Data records

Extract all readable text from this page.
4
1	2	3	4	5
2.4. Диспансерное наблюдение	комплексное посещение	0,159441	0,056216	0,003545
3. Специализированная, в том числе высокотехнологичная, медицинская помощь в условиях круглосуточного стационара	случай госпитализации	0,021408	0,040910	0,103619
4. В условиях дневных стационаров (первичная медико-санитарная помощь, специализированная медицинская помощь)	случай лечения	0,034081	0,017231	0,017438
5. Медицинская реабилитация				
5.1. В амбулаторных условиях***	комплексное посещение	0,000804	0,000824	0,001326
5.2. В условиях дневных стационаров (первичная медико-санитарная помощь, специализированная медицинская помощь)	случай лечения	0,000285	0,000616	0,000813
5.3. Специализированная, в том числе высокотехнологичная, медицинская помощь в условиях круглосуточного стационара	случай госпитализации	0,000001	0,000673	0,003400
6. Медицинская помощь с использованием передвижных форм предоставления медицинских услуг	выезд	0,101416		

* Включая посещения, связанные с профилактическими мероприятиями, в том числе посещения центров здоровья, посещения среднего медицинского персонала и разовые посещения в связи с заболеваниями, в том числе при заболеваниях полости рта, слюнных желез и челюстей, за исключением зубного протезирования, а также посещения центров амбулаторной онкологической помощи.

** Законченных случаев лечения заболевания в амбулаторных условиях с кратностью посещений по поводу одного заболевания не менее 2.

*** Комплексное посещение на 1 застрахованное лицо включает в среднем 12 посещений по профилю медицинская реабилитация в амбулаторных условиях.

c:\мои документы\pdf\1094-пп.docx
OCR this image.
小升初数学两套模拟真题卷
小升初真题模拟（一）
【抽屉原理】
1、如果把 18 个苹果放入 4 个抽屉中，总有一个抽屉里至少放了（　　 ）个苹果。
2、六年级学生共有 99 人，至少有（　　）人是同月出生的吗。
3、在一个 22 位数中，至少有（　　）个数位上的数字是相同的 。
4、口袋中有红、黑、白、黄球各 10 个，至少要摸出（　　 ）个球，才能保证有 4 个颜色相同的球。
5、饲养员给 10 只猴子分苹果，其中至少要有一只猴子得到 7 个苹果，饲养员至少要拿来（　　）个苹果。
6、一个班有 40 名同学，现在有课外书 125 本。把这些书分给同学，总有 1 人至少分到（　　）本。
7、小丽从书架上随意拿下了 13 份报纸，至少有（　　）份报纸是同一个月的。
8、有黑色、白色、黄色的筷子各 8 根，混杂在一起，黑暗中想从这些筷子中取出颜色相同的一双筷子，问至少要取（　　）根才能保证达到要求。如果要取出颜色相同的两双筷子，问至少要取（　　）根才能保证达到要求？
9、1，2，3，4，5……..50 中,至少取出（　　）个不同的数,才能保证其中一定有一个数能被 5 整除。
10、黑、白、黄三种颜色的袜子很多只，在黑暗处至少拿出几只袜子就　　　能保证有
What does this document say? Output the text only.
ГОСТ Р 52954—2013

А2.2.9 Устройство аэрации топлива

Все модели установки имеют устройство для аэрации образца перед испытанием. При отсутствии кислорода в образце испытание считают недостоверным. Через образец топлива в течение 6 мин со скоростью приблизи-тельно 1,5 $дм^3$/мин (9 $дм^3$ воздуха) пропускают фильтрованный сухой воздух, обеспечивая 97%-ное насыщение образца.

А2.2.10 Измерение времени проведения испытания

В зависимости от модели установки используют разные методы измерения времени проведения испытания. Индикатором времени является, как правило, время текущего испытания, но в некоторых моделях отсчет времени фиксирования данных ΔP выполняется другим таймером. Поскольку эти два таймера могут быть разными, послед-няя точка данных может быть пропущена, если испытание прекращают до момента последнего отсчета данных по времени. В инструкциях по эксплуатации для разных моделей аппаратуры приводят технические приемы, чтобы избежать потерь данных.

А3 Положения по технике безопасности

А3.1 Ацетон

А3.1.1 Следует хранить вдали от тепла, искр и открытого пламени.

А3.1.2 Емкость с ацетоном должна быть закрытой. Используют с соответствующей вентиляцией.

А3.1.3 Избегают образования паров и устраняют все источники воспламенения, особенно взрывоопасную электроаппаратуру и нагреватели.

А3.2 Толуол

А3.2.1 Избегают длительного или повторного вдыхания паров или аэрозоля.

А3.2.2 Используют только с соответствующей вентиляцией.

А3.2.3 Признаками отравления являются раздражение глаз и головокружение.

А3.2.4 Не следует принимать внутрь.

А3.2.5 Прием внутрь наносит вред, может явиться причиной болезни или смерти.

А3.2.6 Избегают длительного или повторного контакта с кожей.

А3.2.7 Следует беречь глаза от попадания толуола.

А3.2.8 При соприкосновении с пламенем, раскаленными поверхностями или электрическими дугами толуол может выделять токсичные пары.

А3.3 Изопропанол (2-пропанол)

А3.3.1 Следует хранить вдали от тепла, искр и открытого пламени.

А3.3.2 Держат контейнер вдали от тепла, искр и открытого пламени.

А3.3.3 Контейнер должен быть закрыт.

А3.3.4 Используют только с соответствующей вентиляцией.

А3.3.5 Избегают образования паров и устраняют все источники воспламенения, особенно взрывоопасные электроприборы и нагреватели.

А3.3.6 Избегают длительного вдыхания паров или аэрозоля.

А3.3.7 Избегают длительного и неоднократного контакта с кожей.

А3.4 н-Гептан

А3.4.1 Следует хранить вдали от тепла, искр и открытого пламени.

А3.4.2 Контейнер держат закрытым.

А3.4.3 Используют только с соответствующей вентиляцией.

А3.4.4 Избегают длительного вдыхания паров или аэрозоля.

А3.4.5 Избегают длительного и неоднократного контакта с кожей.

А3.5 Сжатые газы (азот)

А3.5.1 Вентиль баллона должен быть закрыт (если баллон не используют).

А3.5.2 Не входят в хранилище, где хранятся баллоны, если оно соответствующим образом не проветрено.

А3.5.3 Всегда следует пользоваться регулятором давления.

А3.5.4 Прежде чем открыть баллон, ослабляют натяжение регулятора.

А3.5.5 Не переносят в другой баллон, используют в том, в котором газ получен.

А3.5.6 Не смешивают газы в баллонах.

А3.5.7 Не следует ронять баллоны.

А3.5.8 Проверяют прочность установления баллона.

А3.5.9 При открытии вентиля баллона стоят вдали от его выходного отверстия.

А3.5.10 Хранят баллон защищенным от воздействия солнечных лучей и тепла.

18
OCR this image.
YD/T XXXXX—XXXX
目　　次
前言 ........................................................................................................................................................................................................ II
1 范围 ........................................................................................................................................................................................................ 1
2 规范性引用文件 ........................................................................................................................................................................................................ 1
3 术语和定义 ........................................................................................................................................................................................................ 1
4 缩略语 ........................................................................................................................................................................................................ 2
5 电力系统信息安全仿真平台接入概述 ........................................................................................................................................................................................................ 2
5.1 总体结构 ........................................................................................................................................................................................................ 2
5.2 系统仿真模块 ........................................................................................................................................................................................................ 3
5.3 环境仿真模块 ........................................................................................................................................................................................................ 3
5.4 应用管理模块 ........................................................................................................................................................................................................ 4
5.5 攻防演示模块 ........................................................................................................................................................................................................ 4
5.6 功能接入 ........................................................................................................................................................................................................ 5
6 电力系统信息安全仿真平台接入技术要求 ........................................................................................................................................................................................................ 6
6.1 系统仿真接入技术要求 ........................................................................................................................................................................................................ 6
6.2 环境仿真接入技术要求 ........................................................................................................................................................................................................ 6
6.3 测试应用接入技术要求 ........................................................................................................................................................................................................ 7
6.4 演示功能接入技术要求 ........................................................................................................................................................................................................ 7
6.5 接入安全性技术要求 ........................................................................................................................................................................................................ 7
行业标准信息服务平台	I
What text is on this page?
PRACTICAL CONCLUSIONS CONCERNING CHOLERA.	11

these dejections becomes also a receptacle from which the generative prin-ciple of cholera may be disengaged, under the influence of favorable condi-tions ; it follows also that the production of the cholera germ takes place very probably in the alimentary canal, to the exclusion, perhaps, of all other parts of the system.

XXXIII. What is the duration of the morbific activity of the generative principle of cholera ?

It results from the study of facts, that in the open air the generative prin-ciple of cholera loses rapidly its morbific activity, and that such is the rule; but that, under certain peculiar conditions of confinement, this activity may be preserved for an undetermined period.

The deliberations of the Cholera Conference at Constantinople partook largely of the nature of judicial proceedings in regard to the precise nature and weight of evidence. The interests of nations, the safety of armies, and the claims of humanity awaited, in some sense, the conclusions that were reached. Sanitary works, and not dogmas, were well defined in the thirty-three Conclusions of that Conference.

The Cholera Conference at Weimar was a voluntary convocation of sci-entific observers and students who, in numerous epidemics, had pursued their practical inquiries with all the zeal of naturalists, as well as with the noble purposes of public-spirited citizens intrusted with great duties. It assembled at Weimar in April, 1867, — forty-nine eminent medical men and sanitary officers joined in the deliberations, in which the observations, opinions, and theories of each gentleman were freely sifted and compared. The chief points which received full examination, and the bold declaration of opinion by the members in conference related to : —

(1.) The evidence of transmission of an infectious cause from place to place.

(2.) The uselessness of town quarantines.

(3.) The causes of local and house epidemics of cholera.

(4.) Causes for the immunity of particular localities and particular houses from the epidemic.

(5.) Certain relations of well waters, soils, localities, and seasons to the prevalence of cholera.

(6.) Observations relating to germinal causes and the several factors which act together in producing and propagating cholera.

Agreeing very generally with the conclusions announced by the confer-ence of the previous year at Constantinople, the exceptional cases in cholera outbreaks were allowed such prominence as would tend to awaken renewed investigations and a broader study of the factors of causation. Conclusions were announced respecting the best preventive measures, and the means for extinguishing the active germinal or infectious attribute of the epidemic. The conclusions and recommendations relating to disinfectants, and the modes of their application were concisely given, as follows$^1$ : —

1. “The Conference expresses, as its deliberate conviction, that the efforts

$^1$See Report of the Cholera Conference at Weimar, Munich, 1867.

Given instruction:
Select every line of the records holding the string "случай".

Full solution:
3. Специализированная, в том числе высокотехнологичная, медицинская помощь в условиях круглосуточного стационара	случай госпитализации	0,021408	0,040910	0,103619
4. В условиях дневных стационаров (первичная медико-санитарная помощь, специализированная медицинская помощь)	случай лечения	0,034081	0,017231	0,017438
5.2. В условиях дневных стационаров (первичная медико-санитарная помощь, специализированная медицинская помощь)	случай лечения	0,000285	0,000616	0,000813
5.3. Специализированная, в том числе высокотехнологичная, медицинская помощь в условиях круглосуточного стационара	случай госпитализации	0,000001	0,000673	0,003400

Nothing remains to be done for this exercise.